Exercise => From the listing below, extract every line containing "title".

────────

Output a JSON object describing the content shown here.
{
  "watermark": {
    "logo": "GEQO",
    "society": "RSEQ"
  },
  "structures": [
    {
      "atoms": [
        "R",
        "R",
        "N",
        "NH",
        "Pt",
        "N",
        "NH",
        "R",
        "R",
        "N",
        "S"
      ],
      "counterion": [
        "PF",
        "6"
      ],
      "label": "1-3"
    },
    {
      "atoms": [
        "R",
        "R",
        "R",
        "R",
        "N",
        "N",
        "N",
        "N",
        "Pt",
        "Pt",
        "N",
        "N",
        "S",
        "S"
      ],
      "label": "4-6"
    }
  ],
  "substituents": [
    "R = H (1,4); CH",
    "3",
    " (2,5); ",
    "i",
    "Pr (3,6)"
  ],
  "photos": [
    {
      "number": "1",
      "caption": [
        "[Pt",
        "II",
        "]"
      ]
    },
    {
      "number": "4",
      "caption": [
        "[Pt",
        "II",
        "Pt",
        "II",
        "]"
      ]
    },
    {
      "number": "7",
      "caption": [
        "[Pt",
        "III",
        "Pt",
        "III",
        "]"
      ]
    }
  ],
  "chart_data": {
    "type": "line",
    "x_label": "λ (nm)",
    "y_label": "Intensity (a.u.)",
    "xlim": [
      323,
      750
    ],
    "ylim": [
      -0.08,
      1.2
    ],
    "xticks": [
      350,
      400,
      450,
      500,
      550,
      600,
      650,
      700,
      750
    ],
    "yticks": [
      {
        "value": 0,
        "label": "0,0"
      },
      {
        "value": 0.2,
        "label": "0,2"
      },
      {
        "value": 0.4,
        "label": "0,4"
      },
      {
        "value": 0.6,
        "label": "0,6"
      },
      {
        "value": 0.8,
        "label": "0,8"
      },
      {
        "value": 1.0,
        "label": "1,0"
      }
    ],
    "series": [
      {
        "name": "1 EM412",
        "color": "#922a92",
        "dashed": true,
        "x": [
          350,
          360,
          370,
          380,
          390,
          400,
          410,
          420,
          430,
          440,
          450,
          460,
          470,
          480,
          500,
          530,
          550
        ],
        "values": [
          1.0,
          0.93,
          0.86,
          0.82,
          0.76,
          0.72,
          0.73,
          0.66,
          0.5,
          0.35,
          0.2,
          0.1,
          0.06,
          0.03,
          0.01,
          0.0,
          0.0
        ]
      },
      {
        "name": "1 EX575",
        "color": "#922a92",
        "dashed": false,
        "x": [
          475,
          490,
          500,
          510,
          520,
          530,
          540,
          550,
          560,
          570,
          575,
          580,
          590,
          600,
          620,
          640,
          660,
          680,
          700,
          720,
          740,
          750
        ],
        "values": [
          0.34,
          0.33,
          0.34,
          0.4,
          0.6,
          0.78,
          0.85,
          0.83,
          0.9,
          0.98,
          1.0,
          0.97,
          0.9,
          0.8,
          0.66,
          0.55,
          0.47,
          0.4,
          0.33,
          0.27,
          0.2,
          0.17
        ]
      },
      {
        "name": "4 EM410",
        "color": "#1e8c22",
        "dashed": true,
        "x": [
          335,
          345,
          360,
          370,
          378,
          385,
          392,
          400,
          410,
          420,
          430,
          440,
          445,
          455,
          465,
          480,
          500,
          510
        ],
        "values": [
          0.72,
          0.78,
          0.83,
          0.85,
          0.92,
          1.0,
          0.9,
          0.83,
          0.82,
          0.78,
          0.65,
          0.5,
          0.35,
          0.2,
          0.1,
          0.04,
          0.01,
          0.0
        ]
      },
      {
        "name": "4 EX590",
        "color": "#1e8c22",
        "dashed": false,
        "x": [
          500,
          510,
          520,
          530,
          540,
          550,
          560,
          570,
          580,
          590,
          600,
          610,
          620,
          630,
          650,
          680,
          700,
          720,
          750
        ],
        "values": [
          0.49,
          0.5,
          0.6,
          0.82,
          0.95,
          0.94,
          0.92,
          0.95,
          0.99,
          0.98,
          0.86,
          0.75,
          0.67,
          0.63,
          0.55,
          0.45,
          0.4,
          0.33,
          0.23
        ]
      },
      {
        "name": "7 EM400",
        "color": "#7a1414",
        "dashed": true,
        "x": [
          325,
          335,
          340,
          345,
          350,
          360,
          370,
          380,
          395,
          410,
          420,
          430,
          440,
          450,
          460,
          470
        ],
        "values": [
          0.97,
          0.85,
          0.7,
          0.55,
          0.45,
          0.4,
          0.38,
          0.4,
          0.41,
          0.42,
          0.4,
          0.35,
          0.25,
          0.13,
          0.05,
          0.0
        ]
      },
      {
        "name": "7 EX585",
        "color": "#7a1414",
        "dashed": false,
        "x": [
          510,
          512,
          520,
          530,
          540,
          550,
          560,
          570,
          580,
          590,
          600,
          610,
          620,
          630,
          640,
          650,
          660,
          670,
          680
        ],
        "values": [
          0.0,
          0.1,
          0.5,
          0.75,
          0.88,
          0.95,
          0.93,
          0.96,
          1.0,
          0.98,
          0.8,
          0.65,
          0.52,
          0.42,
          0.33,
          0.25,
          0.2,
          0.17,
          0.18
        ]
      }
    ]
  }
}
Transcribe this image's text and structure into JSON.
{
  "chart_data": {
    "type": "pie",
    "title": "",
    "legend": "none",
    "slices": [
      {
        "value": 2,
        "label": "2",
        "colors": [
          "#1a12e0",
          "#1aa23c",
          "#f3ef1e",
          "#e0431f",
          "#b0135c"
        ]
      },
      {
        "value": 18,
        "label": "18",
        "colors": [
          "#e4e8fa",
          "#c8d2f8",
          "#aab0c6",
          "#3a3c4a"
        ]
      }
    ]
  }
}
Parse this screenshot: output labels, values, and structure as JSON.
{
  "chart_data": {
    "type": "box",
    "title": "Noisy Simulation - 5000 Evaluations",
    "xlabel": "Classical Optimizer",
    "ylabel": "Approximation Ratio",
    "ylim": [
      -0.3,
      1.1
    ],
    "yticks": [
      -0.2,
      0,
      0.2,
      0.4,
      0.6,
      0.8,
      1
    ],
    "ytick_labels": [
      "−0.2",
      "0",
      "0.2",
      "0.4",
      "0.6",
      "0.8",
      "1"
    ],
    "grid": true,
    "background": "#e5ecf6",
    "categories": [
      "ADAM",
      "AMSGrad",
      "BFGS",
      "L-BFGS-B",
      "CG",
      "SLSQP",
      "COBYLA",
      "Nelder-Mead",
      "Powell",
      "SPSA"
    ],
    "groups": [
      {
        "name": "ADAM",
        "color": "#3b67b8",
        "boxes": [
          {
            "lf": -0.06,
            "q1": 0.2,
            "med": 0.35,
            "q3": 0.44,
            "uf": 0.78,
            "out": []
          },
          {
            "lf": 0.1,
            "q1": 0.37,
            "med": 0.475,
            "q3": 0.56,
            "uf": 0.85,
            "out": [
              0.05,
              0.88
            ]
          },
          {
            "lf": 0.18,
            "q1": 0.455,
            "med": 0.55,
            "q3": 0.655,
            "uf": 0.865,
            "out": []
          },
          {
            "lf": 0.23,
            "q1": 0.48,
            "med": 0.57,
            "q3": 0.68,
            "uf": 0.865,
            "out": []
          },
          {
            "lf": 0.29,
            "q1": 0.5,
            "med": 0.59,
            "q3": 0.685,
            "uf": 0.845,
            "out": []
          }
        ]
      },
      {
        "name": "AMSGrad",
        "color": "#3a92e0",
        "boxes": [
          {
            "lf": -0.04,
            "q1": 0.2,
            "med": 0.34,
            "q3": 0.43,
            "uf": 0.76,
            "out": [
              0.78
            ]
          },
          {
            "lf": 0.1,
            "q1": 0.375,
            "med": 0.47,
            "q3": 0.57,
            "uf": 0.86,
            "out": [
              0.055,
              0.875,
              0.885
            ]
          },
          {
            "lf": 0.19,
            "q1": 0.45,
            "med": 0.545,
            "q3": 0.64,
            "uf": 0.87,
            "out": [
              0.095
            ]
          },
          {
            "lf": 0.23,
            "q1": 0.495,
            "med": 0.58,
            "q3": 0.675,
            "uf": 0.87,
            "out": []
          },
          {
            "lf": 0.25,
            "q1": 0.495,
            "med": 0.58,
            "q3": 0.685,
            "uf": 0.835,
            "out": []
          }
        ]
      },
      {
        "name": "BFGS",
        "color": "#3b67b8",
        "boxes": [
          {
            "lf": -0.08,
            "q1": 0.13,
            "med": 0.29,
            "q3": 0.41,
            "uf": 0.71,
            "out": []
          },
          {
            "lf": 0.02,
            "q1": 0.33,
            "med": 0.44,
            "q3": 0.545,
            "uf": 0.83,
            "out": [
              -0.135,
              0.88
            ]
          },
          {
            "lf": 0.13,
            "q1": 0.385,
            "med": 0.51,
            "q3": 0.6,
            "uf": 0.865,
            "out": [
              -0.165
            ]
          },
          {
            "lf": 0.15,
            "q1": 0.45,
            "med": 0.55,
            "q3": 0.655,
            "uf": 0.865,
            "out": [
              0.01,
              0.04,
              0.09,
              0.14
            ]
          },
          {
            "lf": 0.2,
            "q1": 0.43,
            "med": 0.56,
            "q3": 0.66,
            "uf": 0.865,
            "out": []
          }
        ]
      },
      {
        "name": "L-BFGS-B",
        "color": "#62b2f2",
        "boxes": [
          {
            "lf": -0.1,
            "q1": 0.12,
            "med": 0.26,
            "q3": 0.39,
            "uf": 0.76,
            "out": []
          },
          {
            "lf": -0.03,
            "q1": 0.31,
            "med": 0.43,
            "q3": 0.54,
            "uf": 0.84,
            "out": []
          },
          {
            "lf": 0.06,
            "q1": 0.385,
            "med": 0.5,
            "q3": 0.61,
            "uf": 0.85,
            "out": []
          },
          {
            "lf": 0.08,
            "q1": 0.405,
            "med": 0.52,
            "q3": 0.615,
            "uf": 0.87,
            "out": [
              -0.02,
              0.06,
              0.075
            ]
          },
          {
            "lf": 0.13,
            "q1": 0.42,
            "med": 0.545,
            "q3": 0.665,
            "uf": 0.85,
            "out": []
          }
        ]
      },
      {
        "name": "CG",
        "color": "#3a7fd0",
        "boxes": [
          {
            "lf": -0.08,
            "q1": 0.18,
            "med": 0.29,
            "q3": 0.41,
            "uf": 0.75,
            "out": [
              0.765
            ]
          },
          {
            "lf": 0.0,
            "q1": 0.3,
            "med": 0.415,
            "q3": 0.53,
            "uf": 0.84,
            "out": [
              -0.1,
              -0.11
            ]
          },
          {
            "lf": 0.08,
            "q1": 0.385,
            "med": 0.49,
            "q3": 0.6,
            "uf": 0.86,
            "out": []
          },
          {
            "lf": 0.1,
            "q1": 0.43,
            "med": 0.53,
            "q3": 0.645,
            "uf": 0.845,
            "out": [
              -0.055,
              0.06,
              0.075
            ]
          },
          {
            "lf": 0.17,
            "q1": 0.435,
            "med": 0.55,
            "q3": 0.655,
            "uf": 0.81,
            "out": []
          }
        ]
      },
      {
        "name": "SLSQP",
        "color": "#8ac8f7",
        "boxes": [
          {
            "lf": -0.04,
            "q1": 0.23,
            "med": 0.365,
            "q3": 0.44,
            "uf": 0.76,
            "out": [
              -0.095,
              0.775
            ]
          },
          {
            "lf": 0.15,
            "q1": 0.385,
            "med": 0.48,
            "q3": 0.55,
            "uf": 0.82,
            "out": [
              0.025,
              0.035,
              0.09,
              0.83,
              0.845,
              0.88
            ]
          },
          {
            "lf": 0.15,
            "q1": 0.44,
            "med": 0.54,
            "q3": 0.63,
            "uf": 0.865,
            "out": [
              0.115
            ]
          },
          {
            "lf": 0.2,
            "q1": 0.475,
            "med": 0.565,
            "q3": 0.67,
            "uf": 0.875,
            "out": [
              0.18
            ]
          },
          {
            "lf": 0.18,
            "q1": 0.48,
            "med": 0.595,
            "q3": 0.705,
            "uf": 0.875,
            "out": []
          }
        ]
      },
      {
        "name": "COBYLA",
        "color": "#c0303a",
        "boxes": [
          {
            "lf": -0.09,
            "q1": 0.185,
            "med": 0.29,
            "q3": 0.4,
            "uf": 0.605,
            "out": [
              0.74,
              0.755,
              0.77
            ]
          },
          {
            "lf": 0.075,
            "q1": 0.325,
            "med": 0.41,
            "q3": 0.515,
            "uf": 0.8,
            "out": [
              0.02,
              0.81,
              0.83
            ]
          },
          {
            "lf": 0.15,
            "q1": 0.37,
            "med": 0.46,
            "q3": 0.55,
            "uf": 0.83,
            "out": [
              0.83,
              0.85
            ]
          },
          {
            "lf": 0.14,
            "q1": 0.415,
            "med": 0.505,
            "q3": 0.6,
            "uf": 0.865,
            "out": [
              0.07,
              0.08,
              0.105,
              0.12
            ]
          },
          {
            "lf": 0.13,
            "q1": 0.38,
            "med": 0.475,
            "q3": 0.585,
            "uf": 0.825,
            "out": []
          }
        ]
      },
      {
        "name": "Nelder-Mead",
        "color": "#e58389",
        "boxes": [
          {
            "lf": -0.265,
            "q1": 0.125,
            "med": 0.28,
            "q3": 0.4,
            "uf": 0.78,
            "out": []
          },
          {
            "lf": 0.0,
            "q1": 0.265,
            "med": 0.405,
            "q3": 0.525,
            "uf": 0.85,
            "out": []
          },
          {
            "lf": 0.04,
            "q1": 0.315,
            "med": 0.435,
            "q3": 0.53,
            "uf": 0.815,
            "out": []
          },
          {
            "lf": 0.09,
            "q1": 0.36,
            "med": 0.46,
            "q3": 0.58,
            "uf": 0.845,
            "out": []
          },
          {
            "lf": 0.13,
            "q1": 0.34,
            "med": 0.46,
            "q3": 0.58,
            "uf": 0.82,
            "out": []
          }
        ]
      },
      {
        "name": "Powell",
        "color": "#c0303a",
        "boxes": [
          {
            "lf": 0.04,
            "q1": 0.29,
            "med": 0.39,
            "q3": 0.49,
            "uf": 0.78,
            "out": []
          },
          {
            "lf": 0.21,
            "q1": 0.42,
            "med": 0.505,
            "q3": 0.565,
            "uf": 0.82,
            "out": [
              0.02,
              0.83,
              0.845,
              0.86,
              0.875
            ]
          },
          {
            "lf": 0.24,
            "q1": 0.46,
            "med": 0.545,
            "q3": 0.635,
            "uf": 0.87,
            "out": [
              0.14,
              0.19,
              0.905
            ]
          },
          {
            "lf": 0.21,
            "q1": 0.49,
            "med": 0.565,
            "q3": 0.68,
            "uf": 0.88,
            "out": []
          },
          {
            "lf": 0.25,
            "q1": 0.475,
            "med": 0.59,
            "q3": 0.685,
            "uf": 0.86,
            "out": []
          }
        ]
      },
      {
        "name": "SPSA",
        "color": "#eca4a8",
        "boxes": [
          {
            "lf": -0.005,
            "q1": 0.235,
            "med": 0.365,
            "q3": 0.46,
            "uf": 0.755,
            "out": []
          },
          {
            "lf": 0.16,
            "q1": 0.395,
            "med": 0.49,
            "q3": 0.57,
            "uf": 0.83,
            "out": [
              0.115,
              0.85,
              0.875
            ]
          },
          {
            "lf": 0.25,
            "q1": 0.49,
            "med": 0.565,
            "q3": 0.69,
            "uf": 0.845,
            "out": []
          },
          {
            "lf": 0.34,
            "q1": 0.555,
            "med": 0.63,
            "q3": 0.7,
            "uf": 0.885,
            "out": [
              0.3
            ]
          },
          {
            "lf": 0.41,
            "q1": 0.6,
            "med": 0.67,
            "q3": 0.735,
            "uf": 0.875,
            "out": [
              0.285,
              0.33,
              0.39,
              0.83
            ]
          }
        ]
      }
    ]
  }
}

────────

Response to the exercise =>
    "title": "",
    "title": "Noisy Simulation - 5000 Evaluations",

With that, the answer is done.